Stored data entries
::::::::::

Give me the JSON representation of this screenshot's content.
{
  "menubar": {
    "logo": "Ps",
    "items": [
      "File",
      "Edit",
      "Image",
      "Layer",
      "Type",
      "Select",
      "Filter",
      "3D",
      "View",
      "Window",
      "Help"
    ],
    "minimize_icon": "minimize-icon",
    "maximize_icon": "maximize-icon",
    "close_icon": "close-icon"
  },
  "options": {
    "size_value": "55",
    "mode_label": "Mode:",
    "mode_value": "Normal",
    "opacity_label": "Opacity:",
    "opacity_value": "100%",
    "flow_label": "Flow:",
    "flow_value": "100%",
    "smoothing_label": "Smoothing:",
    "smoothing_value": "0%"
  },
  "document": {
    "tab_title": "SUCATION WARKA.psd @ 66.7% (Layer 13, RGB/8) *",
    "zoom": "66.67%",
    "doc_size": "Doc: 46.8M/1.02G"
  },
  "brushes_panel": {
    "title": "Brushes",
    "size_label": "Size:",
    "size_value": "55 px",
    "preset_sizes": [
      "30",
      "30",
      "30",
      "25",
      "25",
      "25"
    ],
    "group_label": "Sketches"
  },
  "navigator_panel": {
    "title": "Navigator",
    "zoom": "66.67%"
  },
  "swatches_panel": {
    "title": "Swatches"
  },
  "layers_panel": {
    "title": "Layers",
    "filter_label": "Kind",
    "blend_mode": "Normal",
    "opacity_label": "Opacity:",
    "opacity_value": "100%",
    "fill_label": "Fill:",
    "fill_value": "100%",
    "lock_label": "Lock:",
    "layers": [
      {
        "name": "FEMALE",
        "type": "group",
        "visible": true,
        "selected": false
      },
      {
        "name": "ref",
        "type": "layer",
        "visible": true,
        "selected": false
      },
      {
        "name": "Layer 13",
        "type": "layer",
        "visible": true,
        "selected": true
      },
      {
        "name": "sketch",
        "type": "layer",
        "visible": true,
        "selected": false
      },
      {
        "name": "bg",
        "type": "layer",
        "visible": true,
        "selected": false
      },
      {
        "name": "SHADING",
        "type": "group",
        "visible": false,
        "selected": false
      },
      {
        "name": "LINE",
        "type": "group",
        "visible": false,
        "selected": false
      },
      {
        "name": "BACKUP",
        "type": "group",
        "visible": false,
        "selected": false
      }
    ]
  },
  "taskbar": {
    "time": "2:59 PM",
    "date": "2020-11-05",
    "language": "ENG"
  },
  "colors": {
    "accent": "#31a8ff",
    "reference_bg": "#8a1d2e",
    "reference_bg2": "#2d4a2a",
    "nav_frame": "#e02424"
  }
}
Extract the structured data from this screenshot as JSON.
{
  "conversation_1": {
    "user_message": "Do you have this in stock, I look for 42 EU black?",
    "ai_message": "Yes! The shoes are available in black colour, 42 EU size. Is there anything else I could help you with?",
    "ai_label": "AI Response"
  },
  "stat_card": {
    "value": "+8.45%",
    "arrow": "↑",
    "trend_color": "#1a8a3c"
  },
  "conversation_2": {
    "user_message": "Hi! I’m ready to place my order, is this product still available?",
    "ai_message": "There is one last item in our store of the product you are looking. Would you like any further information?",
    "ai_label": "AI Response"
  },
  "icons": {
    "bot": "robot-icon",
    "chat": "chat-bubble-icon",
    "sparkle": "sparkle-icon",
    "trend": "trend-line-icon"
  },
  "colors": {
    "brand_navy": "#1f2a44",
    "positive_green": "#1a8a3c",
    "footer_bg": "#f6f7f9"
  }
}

::::::::::

▸ **Description of the task**
Repeat the line containing "Extract the structured" and all subsequent lines through the final line of the data, exactly and with no others.

▸ **Complete output**
Extract the structured data from this screenshot as JSON.
{
  "conversation_1": {
    "user_message": "Do you have this in stock, I look for 42 EU black?",
    "ai_message": "Yes! The shoes are available in black colour, 42 EU size. Is there anything else I could help you with?",
    "ai_label": "AI Response"
  },
  "stat_card": {
    "value": "+8.45%",
    "arrow": "↑",
    "trend_color": "#1a8a3c"
  },
  "conversation_2": {
    "user_message": "Hi! I’m ready to place my order, is this product still available?",
    "ai_message": "There is one last item in our store of the product you are looking. Would you like any further information?",
    "ai_label": "AI Response"
  },
  "icons": {
    "bot": "robot-icon",
    "chat": "chat-bubble-icon",
    "sparkle": "sparkle-icon",
    "trend": "trend-line-icon"
  },
  "colors": {
    "brand_navy": "#1f2a44",
    "positive_green": "#1a8a3c",
    "footer_bg": "#f6f7f9"
  }
}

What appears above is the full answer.